(Collected data)
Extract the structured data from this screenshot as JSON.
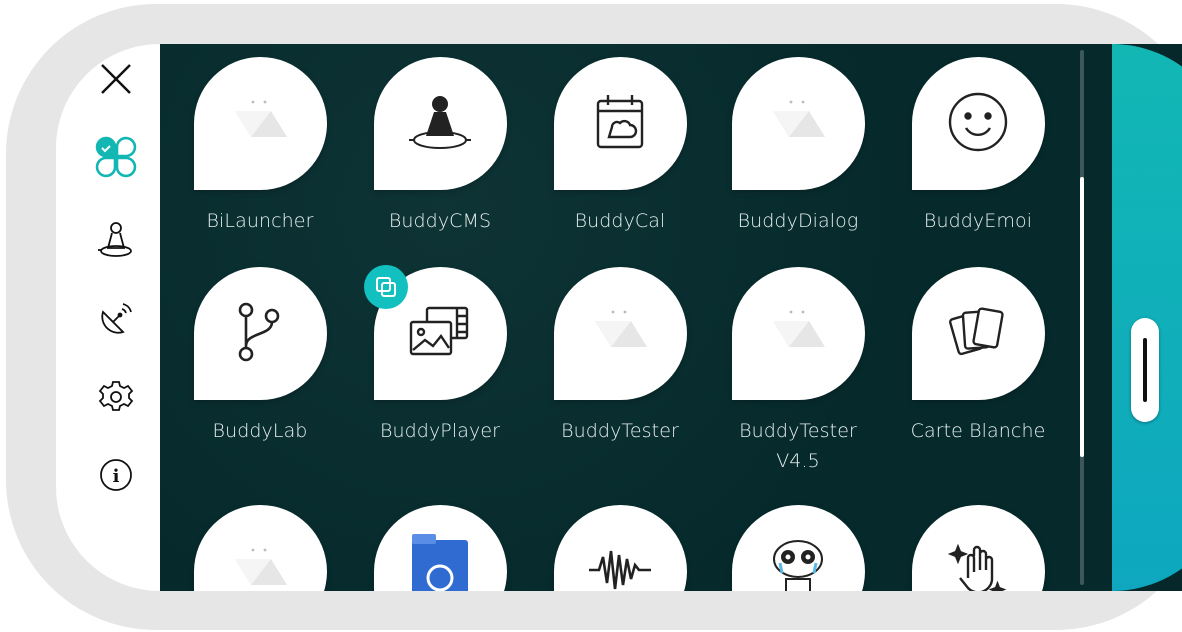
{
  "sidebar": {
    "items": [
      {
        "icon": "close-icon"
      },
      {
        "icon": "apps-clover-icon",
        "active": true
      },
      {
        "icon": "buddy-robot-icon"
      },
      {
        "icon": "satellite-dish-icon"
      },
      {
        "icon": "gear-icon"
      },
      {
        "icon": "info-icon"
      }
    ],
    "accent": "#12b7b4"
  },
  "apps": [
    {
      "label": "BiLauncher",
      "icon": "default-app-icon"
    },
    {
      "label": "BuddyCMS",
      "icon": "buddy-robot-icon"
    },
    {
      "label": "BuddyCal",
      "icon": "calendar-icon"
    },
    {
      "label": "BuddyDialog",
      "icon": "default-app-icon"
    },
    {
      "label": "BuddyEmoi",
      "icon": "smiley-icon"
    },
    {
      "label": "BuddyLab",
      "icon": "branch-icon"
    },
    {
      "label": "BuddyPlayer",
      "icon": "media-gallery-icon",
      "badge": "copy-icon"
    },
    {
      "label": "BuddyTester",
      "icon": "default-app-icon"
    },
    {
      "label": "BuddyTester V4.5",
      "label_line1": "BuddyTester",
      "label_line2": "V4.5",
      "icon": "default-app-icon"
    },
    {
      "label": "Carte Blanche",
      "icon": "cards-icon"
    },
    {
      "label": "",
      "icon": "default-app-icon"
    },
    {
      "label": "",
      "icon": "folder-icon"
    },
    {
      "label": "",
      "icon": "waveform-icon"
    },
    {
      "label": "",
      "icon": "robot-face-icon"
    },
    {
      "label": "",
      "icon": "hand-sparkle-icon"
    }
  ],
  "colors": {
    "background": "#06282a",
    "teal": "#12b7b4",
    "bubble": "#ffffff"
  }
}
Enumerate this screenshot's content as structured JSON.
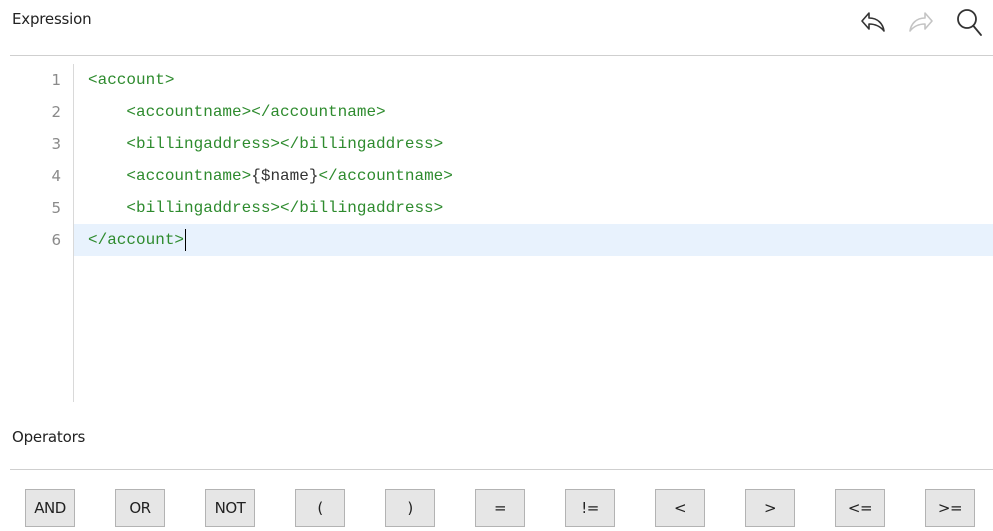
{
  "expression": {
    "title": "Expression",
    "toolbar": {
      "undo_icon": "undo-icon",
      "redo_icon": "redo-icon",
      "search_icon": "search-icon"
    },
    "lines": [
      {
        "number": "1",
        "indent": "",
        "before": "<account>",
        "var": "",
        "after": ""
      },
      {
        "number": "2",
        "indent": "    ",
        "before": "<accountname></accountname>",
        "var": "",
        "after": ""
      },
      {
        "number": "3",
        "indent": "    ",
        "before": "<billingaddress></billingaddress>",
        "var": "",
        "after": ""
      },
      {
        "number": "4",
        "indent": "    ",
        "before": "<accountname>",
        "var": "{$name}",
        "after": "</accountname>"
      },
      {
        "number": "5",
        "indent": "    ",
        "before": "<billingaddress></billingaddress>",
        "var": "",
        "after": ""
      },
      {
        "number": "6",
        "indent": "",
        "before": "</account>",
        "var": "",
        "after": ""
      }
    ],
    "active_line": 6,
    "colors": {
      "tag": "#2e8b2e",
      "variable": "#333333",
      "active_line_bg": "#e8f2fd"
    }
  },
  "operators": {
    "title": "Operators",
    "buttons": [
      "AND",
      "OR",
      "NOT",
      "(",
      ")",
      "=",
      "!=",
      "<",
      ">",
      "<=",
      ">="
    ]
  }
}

#### WHAT THIS TASK INVOLVES:
In your copy of the listing above, reproduce each line exactly and omit all pictures.

#### FULL RESPONSE:
Extract the structured data from this screenshot as JSON.
{
  "sidebar": {
    "items": [
      {
        "icon": "close-icon"
      },
      {
        "icon": "apps-clover-icon",
        "active": true
      },
      {
        "icon": "buddy-robot-icon"
      },
      {
        "icon": "satellite-dish-icon"
      },
      {
        "icon": "gear-icon"
      },
      {
        "icon": "info-icon"
      }
    ],
    "accent": "#12b7b4"
  },
  "apps": [
    {
      "label": "BiLauncher",
      "icon": "default-app-icon"
    },
    {
      "label": "BuddyCMS",
      "icon": "buddy-robot-icon"
    },
    {
      "label": "BuddyCal",
      "icon": "calendar-icon"
    },
    {
      "label": "BuddyDialog",
      "icon": "default-app-icon"
    },
    {
      "label": "BuddyEmoi",
      "icon": "smiley-icon"
    },
    {
      "label": "BuddyLab",
      "icon": "branch-icon"
    },
    {
      "label": "BuddyPlayer",
      "icon": "media-gallery-icon",
      "badge": "copy-icon"
    },
    {
      "label": "BuddyTester",
      "icon": "default-app-icon"
    },
    {
      "label": "BuddyTester V4.5",
      "label_line1": "BuddyTester",
      "label_line2": "V4.5",
      "icon": "default-app-icon"
    },
    {
      "label": "Carte Blanche",
      "icon": "cards-icon"
    },
    {
      "label": "",
      "icon": "default-app-icon"
    },
    {
      "label": "",
      "icon": "folder-icon"
    },
    {
      "label": "",
      "icon": "waveform-icon"
    },
    {
      "label": "",
      "icon": "robot-face-icon"
    },
    {
      "label": "",
      "icon": "hand-sparkle-icon"
    }
  ],
  "colors": {
    "background": "#06282a",
    "teal": "#12b7b4",
    "bubble": "#ffffff"
  }
}
Enumerate this screenshot's content as structured JSON.
{
  "expression": {
    "title": "Expression",
    "toolbar": {
      "undo_icon": "undo-icon",
      "redo_icon": "redo-icon",
      "search_icon": "search-icon"
    },
    "lines": [
      {
        "number": "1",
        "indent": "",
        "before": "<account>",
        "var": "",
        "after": ""
      },
      {
        "number": "2",
        "indent": "    ",
        "before": "<accountname></accountname>",
        "var": "",
        "after": ""
      },
      {
        "number": "3",
        "indent": "    ",
        "before": "<billingaddress></billingaddress>",
        "var": "",
        "after": ""
      },
      {
        "number": "4",
        "indent": "    ",
        "before": "<accountname>",
        "var": "{$name}",
        "after": "</accountname>"
      },
      {
        "number": "5",
        "indent": "    ",
        "before": "<billingaddress></billingaddress>",
        "var": "",
        "after": ""
      },
      {
        "number": "6",
        "indent": "",
        "before": "</account>",
        "var": "",
        "after": ""
      }
    ],
    "active_line": 6,
    "colors": {
      "tag": "#2e8b2e",
      "variable": "#333333",
      "active_line_bg": "#e8f2fd"
    }
  },
  "operators": {
    "title": "Operators",
    "buttons": [
      "AND",
      "OR",
      "NOT",
      "(",
      ")",
      "=",
      "!=",
      "<",
      ">",
      "<=",
      ">="
    ]
  }
}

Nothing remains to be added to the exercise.